### Record excerpts
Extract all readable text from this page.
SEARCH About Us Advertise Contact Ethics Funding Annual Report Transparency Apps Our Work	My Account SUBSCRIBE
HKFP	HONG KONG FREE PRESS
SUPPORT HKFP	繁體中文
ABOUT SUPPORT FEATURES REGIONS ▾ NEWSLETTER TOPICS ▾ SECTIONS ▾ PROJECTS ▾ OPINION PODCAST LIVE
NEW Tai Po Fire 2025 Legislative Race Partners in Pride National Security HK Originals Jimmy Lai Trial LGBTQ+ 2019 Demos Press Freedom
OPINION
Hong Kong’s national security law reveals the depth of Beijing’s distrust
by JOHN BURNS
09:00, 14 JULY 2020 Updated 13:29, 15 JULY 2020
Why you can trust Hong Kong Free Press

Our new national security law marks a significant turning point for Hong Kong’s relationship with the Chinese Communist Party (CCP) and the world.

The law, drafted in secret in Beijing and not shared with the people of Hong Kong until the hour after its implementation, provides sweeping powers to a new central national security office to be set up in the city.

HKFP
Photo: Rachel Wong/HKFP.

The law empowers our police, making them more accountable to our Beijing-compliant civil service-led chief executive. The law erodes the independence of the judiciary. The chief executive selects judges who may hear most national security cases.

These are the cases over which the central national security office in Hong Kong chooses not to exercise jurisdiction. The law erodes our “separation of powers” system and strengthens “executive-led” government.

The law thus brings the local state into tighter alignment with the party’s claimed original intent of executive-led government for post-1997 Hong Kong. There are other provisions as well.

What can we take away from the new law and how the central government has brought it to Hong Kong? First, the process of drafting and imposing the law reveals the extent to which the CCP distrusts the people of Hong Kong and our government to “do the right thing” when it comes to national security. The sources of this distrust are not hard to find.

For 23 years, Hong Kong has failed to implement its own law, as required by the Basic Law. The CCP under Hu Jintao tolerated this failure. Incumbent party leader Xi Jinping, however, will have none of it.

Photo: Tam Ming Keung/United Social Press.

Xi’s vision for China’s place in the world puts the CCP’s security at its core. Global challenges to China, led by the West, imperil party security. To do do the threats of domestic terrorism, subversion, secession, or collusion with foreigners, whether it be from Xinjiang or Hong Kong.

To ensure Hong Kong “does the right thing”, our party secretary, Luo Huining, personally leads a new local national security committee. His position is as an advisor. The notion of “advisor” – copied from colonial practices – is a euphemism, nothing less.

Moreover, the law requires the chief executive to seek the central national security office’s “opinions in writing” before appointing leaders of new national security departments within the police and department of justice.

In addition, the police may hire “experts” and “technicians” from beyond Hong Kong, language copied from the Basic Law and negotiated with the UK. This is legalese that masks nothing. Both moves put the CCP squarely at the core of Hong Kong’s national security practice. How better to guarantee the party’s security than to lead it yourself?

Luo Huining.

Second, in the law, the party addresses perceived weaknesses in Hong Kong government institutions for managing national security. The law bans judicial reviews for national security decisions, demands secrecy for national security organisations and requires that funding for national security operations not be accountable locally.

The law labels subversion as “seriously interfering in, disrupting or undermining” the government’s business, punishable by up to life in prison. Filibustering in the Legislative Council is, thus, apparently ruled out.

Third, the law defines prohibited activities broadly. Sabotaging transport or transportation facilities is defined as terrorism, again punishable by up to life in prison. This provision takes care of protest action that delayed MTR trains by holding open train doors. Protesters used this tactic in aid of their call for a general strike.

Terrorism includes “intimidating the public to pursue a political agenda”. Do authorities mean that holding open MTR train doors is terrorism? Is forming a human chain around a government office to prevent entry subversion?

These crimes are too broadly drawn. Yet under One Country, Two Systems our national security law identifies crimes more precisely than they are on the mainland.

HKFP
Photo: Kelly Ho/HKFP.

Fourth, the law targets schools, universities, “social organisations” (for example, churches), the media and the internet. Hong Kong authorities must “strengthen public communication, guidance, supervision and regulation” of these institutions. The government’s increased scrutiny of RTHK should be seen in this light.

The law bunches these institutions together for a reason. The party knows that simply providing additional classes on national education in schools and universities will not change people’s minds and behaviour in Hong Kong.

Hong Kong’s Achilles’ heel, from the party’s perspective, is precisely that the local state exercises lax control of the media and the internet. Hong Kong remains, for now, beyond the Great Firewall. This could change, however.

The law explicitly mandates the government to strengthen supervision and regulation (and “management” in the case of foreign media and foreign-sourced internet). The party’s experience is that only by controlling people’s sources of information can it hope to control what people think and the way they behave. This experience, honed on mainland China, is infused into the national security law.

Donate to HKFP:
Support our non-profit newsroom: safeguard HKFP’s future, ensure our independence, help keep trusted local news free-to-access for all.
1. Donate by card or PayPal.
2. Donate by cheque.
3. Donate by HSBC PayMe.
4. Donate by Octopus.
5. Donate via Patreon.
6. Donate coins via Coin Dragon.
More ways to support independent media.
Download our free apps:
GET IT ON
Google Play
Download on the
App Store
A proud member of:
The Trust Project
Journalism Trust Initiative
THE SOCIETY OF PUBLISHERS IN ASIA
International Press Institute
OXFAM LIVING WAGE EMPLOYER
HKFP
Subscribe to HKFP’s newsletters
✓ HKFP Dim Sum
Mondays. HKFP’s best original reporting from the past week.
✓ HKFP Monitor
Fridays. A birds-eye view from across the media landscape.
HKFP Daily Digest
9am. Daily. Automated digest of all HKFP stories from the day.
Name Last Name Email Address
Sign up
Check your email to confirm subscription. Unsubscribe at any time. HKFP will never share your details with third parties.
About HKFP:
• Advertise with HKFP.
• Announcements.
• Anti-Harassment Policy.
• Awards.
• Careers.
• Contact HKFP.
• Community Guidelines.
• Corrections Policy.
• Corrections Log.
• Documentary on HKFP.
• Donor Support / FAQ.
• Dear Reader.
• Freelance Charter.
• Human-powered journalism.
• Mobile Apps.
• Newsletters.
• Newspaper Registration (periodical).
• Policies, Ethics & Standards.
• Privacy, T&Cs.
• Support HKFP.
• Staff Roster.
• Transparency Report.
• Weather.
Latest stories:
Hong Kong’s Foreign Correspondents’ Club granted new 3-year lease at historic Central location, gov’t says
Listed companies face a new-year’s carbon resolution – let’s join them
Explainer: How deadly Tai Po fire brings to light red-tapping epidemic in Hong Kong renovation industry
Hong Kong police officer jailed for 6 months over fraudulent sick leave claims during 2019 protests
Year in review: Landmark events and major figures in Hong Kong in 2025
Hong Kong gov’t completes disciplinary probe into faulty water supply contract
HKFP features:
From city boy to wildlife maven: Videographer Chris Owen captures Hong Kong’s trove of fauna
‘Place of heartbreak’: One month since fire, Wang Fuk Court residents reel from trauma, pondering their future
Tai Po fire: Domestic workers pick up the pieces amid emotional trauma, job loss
######
_What is being asked_: Please reproduce the entire listing, exactly as shown.

_Exercise answer_:
Extract all readable text from this page.
SEARCH About Us Advertise Contact Ethics Funding Annual Report Transparency Apps Our Work	My Account SUBSCRIBE
HKFP	HONG KONG FREE PRESS
SUPPORT HKFP	繁體中文
ABOUT SUPPORT FEATURES REGIONS ▾ NEWSLETTER TOPICS ▾ SECTIONS ▾ PROJECTS ▾ OPINION PODCAST LIVE
NEW Tai Po Fire 2025 Legislative Race Partners in Pride National Security HK Originals Jimmy Lai Trial LGBTQ+ 2019 Demos Press Freedom
OPINION
Hong Kong’s national security law reveals the depth of Beijing’s distrust
by JOHN BURNS
09:00, 14 JULY 2020 Updated 13:29, 15 JULY 2020
Why you can trust Hong Kong Free Press

Our new national security law marks a significant turning point for Hong Kong’s relationship with the Chinese Communist Party (CCP) and the world.

The law, drafted in secret in Beijing and not shared with the people of Hong Kong until the hour after its implementation, provides sweeping powers to a new central national security office to be set up in the city.

HKFP
Photo: Rachel Wong/HKFP.

The law empowers our police, making them more accountable to our Beijing-compliant civil service-led chief executive. The law erodes the independence of the judiciary. The chief executive selects judges who may hear most national security cases.

These are the cases over which the central national security office in Hong Kong chooses not to exercise jurisdiction. The law erodes our “separation of powers” system and strengthens “executive-led” government.

The law thus brings the local state into tighter alignment with the party’s claimed original intent of executive-led government for post-1997 Hong Kong. There are other provisions as well.

What can we take away from the new law and how the central government has brought it to Hong Kong? First, the process of drafting and imposing the law reveals the extent to which the CCP distrusts the people of Hong Kong and our government to “do the right thing” when it comes to national security. The sources of this distrust are not hard to find.

For 23 years, Hong Kong has failed to implement its own law, as required by the Basic Law. The CCP under Hu Jintao tolerated this failure. Incumbent party leader Xi Jinping, however, will have none of it.

Photo: Tam Ming Keung/United Social Press.

Xi’s vision for China’s place in the world puts the CCP’s security at its core. Global challenges to China, led by the West, imperil party security. To do do the threats of domestic terrorism, subversion, secession, or collusion with foreigners, whether it be from Xinjiang or Hong Kong.

To ensure Hong Kong “does the right thing”, our party secretary, Luo Huining, personally leads a new local national security committee. His position is as an advisor. The notion of “advisor” – copied from colonial practices – is a euphemism, nothing less.

Moreover, the law requires the chief executive to seek the central national security office’s “opinions in writing” before appointing leaders of new national security departments within the police and department of justice.

In addition, the police may hire “experts” and “technicians” from beyond Hong Kong, language copied from the Basic Law and negotiated with the UK. This is legalese that masks nothing. Both moves put the CCP squarely at the core of Hong Kong’s national security practice. How better to guarantee the party’s security than to lead it yourself?

Luo Huining.

Second, in the law, the party addresses perceived weaknesses in Hong Kong government institutions for managing national security. The law bans judicial reviews for national security decisions, demands secrecy for national security organisations and requires that funding for national security operations not be accountable locally.

The law labels subversion as “seriously interfering in, disrupting or undermining” the government’s business, punishable by up to life in prison. Filibustering in the Legislative Council is, thus, apparently ruled out.

Third, the law defines prohibited activities broadly. Sabotaging transport or transportation facilities is defined as terrorism, again punishable by up to life in prison. This provision takes care of protest action that delayed MTR trains by holding open train doors. Protesters used this tactic in aid of their call for a general strike.

Terrorism includes “intimidating the public to pursue a political agenda”. Do authorities mean that holding open MTR train doors is terrorism? Is forming a human chain around a government office to prevent entry subversion?

These crimes are too broadly drawn. Yet under One Country, Two Systems our national security law identifies crimes more precisely than they are on the mainland.

HKFP
Photo: Kelly Ho/HKFP.

Fourth, the law targets schools, universities, “social organisations” (for example, churches), the media and the internet. Hong Kong authorities must “strengthen public communication, guidance, supervision and regulation” of these institutions. The government’s increased scrutiny of RTHK should be seen in this light.

The law bunches these institutions together for a reason. The party knows that simply providing additional classes on national education in schools and universities will not change people’s minds and behaviour in Hong Kong.

Hong Kong’s Achilles’ heel, from the party’s perspective, is precisely that the local state exercises lax control of the media and the internet. Hong Kong remains, for now, beyond the Great Firewall. This could change, however.

The law explicitly mandates the government to strengthen supervision and regulation (and “management” in the case of foreign media and foreign-sourced internet). The party’s experience is that only by controlling people’s sources of information can it hope to control what people think and the way they behave. This experience, honed on mainland China, is infused into the national security law.

Donate to HKFP:
Support our non-profit newsroom: safeguard HKFP’s future, ensure our independence, help keep trusted local news free-to-access for all.
1. Donate by card or PayPal.
2. Donate by cheque.
3. Donate by HSBC PayMe.
4. Donate by Octopus.
5. Donate via Patreon.
6. Donate coins via Coin Dragon.
More ways to support independent media.
Download our free apps:
GET IT ON
Google Play
Download on the
App Store
A proud member of:
The Trust Project
Journalism Trust Initiative
THE SOCIETY OF PUBLISHERS IN ASIA
International Press Institute
OXFAM LIVING WAGE EMPLOYER
HKFP
Subscribe to HKFP’s newsletters
✓ HKFP Dim Sum
Mondays. HKFP’s best original reporting from the past week.
✓ HKFP Monitor
Fridays. A birds-eye view from across the media landscape.
HKFP Daily Digest
9am. Daily. Automated digest of all HKFP stories from the day.
Name Last Name Email Address
Sign up
Check your email to confirm subscription. Unsubscribe at any time. HKFP will never share your details with third parties.
About HKFP:
• Advertise with HKFP.
• Announcements.
• Anti-Harassment Policy.
• Awards.
• Careers.
• Contact HKFP.
• Community Guidelines.
• Corrections Policy.
• Corrections Log.
• Documentary on HKFP.
• Donor Support / FAQ.
• Dear Reader.
• Freelance Charter.
• Human-powered journalism.
• Mobile Apps.
• Newsletters.
• Newspaper Registration (periodical).
• Policies, Ethics & Standards.
• Privacy, T&Cs.
• Support HKFP.
• Staff Roster.
• Transparency Report.
• Weather.
Latest stories:
Hong Kong’s Foreign Correspondents’ Club granted new 3-year lease at historic Central location, gov’t says
Listed companies face a new-year’s carbon resolution – let’s join them
Explainer: How deadly Tai Po fire brings to light red-tapping epidemic in Hong Kong renovation industry
Hong Kong police officer jailed for 6 months over fraudulent sick leave claims during 2019 protests
Year in review: Landmark events and major figures in Hong Kong in 2025
Hong Kong gov’t completes disciplinary probe into faulty water supply contract
HKFP features:
From city boy to wildlife maven: Videographer Chris Owen captures Hong Kong’s trove of fauna
‘Place of heartbreak’: One month since fire, Wang Fuk Court residents reel from trauma, pondering their future
Tai Po fire: Domestic workers pick up the pieces amid emotional trauma, job loss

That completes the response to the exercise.